Each entry must appear again exactly as it does in the source.
⁂
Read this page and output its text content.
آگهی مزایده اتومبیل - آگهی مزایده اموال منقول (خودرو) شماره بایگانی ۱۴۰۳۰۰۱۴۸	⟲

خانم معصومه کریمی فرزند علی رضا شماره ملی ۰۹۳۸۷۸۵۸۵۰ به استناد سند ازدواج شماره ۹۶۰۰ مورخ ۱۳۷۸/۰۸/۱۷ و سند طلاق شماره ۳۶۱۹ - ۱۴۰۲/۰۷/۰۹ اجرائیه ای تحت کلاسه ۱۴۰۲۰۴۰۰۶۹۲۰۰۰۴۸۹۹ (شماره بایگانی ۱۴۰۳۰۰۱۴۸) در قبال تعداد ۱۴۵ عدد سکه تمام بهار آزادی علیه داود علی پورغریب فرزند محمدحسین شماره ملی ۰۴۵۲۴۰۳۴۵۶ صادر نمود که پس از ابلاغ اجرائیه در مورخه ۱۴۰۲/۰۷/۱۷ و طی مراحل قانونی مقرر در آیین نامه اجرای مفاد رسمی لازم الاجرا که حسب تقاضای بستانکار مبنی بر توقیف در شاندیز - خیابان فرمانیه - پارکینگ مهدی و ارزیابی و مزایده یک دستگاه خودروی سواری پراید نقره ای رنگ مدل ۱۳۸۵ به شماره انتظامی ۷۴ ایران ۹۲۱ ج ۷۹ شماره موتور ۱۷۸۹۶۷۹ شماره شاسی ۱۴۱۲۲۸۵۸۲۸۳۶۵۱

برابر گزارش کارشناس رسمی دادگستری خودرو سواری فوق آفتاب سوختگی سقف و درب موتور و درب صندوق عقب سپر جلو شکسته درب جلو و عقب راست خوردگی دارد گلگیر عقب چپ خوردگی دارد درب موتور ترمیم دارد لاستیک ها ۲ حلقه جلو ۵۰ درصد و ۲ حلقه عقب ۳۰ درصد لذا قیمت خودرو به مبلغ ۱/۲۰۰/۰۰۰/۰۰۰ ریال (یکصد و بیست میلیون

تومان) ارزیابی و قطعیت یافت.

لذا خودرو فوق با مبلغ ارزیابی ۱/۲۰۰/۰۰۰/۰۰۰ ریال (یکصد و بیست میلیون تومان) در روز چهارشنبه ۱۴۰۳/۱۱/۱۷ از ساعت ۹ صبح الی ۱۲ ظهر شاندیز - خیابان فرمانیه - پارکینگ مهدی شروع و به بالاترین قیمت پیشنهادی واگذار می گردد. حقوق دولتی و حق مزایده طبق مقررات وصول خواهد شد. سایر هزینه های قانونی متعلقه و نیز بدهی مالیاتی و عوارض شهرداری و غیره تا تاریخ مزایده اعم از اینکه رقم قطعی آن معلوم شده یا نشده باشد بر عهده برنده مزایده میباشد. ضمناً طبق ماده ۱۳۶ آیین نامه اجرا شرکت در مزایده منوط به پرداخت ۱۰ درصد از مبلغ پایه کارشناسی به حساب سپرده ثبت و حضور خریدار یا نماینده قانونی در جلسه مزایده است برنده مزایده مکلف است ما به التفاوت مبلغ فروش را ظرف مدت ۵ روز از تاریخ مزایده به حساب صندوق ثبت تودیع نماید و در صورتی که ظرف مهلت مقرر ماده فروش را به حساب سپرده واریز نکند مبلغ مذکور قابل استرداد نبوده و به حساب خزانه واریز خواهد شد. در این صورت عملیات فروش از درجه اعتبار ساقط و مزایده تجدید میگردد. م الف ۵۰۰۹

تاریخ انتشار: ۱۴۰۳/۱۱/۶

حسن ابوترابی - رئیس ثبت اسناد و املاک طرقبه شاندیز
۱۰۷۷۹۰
⁂
• _THE SOLUTION_
Read this page and output its text content.
آگهی مزایده اتومبیل - آگهی مزایده اموال منقول (خودرو) شماره بایگانی ۱۴۰۳۰۰۱۴۸	⟲

خانم معصومه کریمی فرزند علی رضا شماره ملی ۰۹۳۸۷۸۵۸۵۰ به استناد سند ازدواج شماره ۹۶۰۰ مورخ ۱۳۷۸/۰۸/۱۷ و سند طلاق شماره ۳۶۱۹ - ۱۴۰۲/۰۷/۰۹ اجرائیه ای تحت کلاسه ۱۴۰۲۰۴۰۰۶۹۲۰۰۰۴۸۹۹ (شماره بایگانی ۱۴۰۳۰۰۱۴۸) در قبال تعداد ۱۴۵ عدد سکه تمام بهار آزادی علیه داود علی پورغریب فرزند محمدحسین شماره ملی ۰۴۵۲۴۰۳۴۵۶ صادر نمود که پس از ابلاغ اجرائیه در مورخه ۱۴۰۲/۰۷/۱۷ و طی مراحل قانونی مقرر در آیین نامه اجرای مفاد رسمی لازم الاجرا که حسب تقاضای بستانکار مبنی بر توقیف در شاندیز - خیابان فرمانیه - پارکینگ مهدی و ارزیابی و مزایده یک دستگاه خودروی سواری پراید نقره ای رنگ مدل ۱۳۸۵ به شماره انتظامی ۷۴ ایران ۹۲۱ ج ۷۹ شماره موتور ۱۷۸۹۶۷۹ شماره شاسی ۱۴۱۲۲۸۵۸۲۸۳۶۵۱

برابر گزارش کارشناس رسمی دادگستری خودرو سواری فوق آفتاب سوختگی سقف و درب موتور و درب صندوق عقب سپر جلو شکسته درب جلو و عقب راست خوردگی دارد گلگیر عقب چپ خوردگی دارد درب موتور ترمیم دارد لاستیک ها ۲ حلقه جلو ۵۰ درصد و ۲ حلقه عقب ۳۰ درصد لذا قیمت خودرو به مبلغ ۱/۲۰۰/۰۰۰/۰۰۰ ریال (یکصد و بیست میلیون

تومان) ارزیابی و قطعیت یافت.

لذا خودرو فوق با مبلغ ارزیابی ۱/۲۰۰/۰۰۰/۰۰۰ ریال (یکصد و بیست میلیون تومان) در روز چهارشنبه ۱۴۰۳/۱۱/۱۷ از ساعت ۹ صبح الی ۱۲ ظهر شاندیز - خیابان فرمانیه - پارکینگ مهدی شروع و به بالاترین قیمت پیشنهادی واگذار می گردد. حقوق دولتی و حق مزایده طبق مقررات وصول خواهد شد. سایر هزینه های قانونی متعلقه و نیز بدهی مالیاتی و عوارض شهرداری و غیره تا تاریخ مزایده اعم از اینکه رقم قطعی آن معلوم شده یا نشده باشد بر عهده برنده مزایده میباشد. ضمناً طبق ماده ۱۳۶ آیین نامه اجرا شرکت در مزایده منوط به پرداخت ۱۰ درصد از مبلغ پایه کارشناسی به حساب سپرده ثبت و حضور خریدار یا نماینده قانونی در جلسه مزایده است برنده مزایده مکلف است ما به التفاوت مبلغ فروش را ظرف مدت ۵ روز از تاریخ مزایده به حساب صندوق ثبت تودیع نماید و در صورتی که ظرف مهلت مقرر ماده فروش را به حساب سپرده واریز نکند مبلغ مذکور قابل استرداد نبوده و به حساب خزانه واریز خواهد شد. در این صورت عملیات فروش از درجه اعتبار ساقط و مزایده تجدید میگردد. م الف ۵۰۰۹

تاریخ انتشار: ۱۴۰۳/۱۱/۶

حسن ابوترابی - رئیس ثبت اسناد و املاک طرقبه شاندیز
۱۰۷۷۹۰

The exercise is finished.